__RECORDED INFORMATION__.
- - -

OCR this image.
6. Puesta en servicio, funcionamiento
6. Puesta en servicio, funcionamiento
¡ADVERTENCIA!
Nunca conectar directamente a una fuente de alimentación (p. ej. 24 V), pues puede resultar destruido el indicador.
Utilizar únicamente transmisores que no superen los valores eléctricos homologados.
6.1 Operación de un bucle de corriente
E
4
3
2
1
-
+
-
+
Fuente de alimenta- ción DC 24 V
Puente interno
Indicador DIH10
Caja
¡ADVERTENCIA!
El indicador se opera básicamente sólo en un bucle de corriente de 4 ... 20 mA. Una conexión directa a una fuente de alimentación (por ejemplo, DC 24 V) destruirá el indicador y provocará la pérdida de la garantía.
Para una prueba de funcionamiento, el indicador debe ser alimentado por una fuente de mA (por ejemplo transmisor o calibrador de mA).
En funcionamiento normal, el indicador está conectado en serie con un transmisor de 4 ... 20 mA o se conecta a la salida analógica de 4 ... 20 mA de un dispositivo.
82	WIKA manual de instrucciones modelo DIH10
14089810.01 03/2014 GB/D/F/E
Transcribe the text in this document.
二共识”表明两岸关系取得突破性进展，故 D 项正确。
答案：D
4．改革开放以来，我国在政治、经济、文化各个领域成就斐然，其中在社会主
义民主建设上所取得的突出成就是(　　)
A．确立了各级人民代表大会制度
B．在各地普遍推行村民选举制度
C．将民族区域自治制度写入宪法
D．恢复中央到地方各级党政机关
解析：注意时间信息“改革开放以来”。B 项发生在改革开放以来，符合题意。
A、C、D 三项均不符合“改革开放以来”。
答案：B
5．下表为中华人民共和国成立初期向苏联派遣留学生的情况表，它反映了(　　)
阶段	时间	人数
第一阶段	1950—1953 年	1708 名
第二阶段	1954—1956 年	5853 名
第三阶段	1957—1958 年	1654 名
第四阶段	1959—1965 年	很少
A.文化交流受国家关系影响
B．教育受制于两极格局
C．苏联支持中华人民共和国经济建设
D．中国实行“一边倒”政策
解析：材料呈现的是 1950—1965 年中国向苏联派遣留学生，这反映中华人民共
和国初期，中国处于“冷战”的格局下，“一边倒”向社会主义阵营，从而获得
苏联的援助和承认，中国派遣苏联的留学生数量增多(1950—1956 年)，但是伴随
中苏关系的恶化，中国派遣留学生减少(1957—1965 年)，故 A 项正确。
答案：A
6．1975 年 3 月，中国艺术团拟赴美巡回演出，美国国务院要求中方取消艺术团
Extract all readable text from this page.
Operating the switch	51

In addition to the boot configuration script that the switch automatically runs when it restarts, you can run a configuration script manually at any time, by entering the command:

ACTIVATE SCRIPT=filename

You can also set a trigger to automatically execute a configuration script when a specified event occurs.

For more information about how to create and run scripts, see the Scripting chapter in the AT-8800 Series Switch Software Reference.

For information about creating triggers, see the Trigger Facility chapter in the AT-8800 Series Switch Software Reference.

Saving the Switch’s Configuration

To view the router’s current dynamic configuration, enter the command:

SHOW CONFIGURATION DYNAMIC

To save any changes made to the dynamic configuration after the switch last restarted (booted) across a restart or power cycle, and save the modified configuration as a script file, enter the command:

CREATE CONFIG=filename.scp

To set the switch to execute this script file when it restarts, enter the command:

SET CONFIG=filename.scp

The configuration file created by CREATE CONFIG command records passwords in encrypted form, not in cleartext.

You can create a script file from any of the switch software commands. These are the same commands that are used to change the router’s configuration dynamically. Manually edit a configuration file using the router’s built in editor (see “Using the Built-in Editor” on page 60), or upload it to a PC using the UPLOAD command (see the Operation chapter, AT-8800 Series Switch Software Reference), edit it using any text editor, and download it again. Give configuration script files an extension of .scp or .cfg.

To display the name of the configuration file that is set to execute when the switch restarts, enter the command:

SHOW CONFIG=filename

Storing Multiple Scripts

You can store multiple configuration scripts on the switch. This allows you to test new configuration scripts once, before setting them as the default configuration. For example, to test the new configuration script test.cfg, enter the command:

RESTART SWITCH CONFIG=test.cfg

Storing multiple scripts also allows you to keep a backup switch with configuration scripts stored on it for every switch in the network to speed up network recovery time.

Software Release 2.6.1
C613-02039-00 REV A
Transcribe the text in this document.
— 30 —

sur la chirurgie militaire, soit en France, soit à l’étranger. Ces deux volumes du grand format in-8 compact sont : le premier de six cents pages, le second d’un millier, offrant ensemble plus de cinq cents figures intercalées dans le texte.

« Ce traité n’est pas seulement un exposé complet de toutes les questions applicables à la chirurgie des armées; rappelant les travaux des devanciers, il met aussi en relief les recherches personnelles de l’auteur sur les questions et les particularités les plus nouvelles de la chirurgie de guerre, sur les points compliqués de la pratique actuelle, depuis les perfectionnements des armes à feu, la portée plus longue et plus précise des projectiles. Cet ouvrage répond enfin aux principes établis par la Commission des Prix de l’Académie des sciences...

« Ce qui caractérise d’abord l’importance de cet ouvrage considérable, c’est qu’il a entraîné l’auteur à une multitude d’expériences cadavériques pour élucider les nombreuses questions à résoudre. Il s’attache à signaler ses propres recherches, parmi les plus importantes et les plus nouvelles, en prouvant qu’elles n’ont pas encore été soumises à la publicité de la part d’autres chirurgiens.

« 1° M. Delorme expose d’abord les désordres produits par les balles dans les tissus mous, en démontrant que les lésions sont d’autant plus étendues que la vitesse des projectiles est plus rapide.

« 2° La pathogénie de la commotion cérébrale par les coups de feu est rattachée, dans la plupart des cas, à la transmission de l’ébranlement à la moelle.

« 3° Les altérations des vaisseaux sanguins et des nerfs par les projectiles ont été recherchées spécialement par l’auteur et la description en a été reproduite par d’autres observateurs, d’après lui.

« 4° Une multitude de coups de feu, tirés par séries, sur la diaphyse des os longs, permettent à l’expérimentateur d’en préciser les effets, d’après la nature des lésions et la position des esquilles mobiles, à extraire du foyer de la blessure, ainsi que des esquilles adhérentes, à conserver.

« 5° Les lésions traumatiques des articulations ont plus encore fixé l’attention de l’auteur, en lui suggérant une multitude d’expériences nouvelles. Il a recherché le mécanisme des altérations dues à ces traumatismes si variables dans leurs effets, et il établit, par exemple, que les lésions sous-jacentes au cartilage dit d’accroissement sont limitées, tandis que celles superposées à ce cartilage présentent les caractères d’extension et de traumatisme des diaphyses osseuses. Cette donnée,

- - -

Check each line of the records for "bucle" and copy the ones that contain it.

__OUTPUT FOR THIS TASK__.
6.1 Operación de un bucle de corriente
El indicador se opera básicamente sólo en un bucle de corriente de 4 ... 20 mA. Una conexión directa a una fuente de alimentación (por ejemplo, DC 24 V) destruirá el indicador y provocará la pérdida de la garantía.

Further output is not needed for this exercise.